*Collection entries*:
------------------------------------------------------------------------

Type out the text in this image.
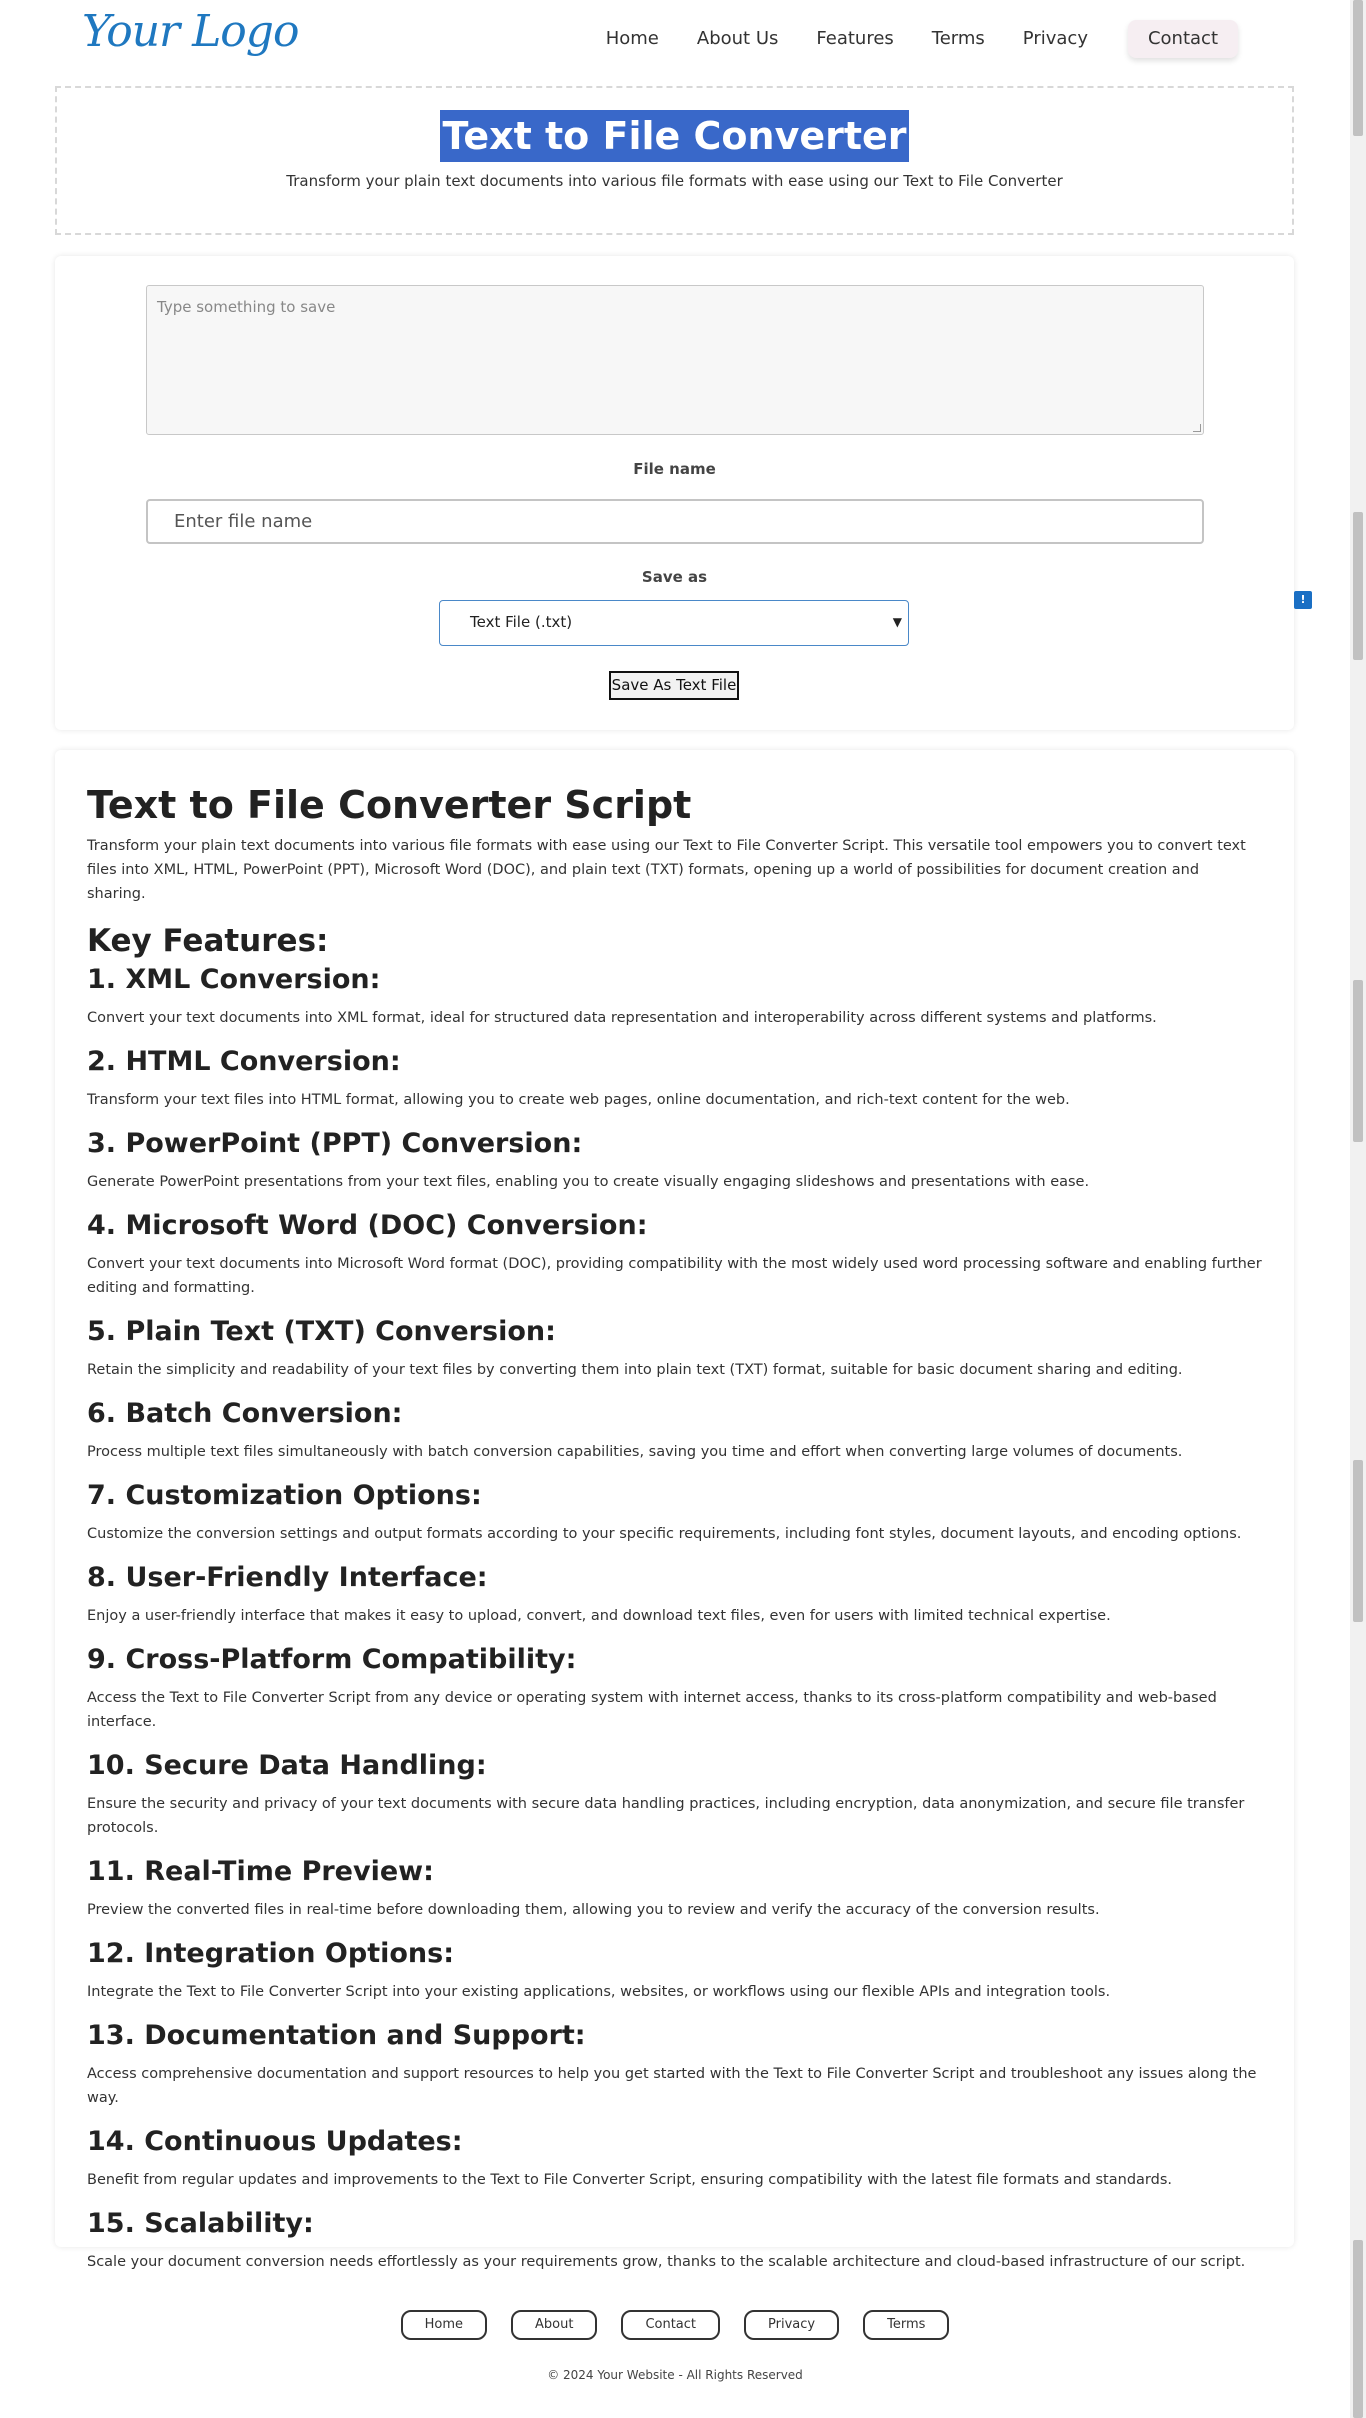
Your Logo	Home About Us Features Terms Privacy	Contact
Text to File Converter

Transform your plain text documents into various file formats with ease using our Text to File Converter

Type something to save
File name
Enter file name
Save as
Text File (.txt)	▼
Save As Text File
!
Text to File Converter Script

Transform your plain text documents into various file formats with ease using our Text to File Converter Script. This versatile tool empowers you to convert text files into XML, HTML, PowerPoint (PPT), Microsoft Word (DOC), and plain text (TXT) formats, opening up a world of possibilities for document creation and sharing.

Key Features:
1. XML Conversion:

Convert your text documents into XML format, ideal for structured data representation and interoperability across different systems and platforms.

2. HTML Conversion:

Transform your text files into HTML format, allowing you to create web pages, online documentation, and rich-text content for the web.

3. PowerPoint (PPT) Conversion:

Generate PowerPoint presentations from your text files, enabling you to create visually engaging slideshows and presentations with ease.

4. Microsoft Word (DOC) Conversion:

Convert your text documents into Microsoft Word format (DOC), providing compatibility with the most widely used word processing software and enabling further editing and formatting.

5. Plain Text (TXT) Conversion:

Retain the simplicity and readability of your text files by converting them into plain text (TXT) format, suitable for basic document sharing and editing.

6. Batch Conversion:

Process multiple text files simultaneously with batch conversion capabilities, saving you time and effort when converting large volumes of documents.

7. Customization Options:

Customize the conversion settings and output formats according to your specific requirements, including font styles, document layouts, and encoding options.

8. User-Friendly Interface:

Enjoy a user-friendly interface that makes it easy to upload, convert, and download text files, even for users with limited technical expertise.

9. Cross-Platform Compatibility:

Access the Text to File Converter Script from any device or operating system with internet access, thanks to its cross-platform compatibility and web-based interface.

10. Secure Data Handling:

Ensure the security and privacy of your text documents with secure data handling practices, including encryption, data anonymization, and secure file transfer protocols.

11. Real-Time Preview:

Preview the converted files in real-time before downloading them, allowing you to review and verify the accuracy of the conversion results.

12. Integration Options:

Integrate the Text to File Converter Script into your existing applications, websites, or workflows using our flexible APIs and integration tools.

13. Documentation and Support:

Access comprehensive documentation and support resources to help you get started with the Text to File Converter Script and troubleshoot any issues along the way.

14. Continuous Updates:

Benefit from regular updates and improvements to the Text to File Converter Script, ensuring compatibility with the latest file formats and standards.

15. Scalability:

Scale your document conversion needs effortlessly as your requirements grow, thanks to the scalable architecture and cloud-based infrastructure of our script.

Home	About	Contact	Privacy	Terms

© 2024 Your Website - All Rights Reserved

------------------------------------------------------------------------

*Exercise goal*:
Leave out the pictures and give the rest of the records again exactly.

*Answer to this exercise*:
Type out the text in this image.
Your Logo	Home About Us Features Terms Privacy	Contact
Text to File Converter

Transform your plain text documents into various file formats with ease using our Text to File Converter

Type something to save
File name
Enter file name
Save as
Text File (.txt)	▼
Save As Text File
!
Text to File Converter Script

Transform your plain text documents into various file formats with ease using our Text to File Converter Script. This versatile tool empowers you to convert text files into XML, HTML, PowerPoint (PPT), Microsoft Word (DOC), and plain text (TXT) formats, opening up a world of possibilities for document creation and sharing.

Key Features:
1. XML Conversion:

Convert your text documents into XML format, ideal for structured data representation and interoperability across different systems and platforms.

2. HTML Conversion:

Transform your text files into HTML format, allowing you to create web pages, online documentation, and rich-text content for the web.

3. PowerPoint (PPT) Conversion:

Generate PowerPoint presentations from your text files, enabling you to create visually engaging slideshows and presentations with ease.

4. Microsoft Word (DOC) Conversion:

Convert your text documents into Microsoft Word format (DOC), providing compatibility with the most widely used word processing software and enabling further editing and formatting.

5. Plain Text (TXT) Conversion:

Retain the simplicity and readability of your text files by converting them into plain text (TXT) format, suitable for basic document sharing and editing.

6. Batch Conversion:

Process multiple text files simultaneously with batch conversion capabilities, saving you time and effort when converting large volumes of documents.

7. Customization Options:

Customize the conversion settings and output formats according to your specific requirements, including font styles, document layouts, and encoding options.

8. User-Friendly Interface:

Enjoy a user-friendly interface that makes it easy to upload, convert, and download text files, even for users with limited technical expertise.

9. Cross-Platform Compatibility:

Access the Text to File Converter Script from any device or operating system with internet access, thanks to its cross-platform compatibility and web-based interface.

10. Secure Data Handling:

Ensure the security and privacy of your text documents with secure data handling practices, including encryption, data anonymization, and secure file transfer protocols.

11. Real-Time Preview:

Preview the converted files in real-time before downloading them, allowing you to review and verify the accuracy of the conversion results.

12. Integration Options:

Integrate the Text to File Converter Script into your existing applications, websites, or workflows using our flexible APIs and integration tools.

13. Documentation and Support:

Access comprehensive documentation and support resources to help you get started with the Text to File Converter Script and troubleshoot any issues along the way.

14. Continuous Updates:

Benefit from regular updates and improvements to the Text to File Converter Script, ensuring compatibility with the latest file formats and standards.

15. Scalability:

Scale your document conversion needs effortlessly as your requirements grow, thanks to the scalable architecture and cloud-based infrastructure of our script.

Home	About	Contact	Privacy	Terms

© 2024 Your Website - All Rights Reserved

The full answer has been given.